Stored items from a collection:
****************************************
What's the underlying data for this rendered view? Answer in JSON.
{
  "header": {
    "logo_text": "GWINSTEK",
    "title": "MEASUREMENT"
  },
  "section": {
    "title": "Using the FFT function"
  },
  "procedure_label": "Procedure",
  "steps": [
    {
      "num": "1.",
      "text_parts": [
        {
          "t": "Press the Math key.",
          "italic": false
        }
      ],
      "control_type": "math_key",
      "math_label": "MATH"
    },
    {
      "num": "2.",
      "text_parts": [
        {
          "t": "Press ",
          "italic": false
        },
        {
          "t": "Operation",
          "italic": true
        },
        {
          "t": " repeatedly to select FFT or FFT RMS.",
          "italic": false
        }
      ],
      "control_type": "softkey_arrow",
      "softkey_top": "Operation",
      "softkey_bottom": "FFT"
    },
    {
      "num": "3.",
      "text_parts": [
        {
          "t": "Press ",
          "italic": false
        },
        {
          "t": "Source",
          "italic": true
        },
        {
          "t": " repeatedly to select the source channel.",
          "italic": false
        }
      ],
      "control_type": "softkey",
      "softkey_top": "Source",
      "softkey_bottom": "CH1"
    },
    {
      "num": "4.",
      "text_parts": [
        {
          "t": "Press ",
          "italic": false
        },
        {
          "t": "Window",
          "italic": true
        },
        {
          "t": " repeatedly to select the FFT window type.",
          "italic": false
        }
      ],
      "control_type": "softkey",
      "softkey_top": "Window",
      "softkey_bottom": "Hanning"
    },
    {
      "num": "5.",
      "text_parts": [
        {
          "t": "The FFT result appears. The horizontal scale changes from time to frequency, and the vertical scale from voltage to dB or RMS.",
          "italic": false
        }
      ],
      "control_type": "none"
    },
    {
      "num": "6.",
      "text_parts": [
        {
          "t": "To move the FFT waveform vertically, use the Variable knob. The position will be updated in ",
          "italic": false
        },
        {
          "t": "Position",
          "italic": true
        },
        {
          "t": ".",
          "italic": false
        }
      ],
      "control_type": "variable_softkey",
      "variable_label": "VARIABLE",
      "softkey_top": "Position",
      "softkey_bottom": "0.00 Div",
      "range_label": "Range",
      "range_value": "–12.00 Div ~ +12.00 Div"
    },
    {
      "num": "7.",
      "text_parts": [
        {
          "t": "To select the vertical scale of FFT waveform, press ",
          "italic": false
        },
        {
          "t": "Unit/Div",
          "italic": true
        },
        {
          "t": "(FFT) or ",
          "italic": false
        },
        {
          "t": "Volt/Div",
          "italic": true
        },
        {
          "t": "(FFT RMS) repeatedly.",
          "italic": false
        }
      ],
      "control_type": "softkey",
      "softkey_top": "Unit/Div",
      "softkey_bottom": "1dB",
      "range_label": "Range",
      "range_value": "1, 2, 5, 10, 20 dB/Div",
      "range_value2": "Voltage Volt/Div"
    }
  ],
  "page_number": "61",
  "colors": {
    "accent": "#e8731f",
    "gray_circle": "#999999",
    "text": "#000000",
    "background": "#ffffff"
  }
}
****************************************
- To be done: Copy out every line of the listing that includes the string "waveform".

- Output for this exercise:
          "t": "To move the FFT waveform vertically, use the Variable knob. The position will be updated in ",
          "t": "To select the vertical scale of FFT waveform, press ",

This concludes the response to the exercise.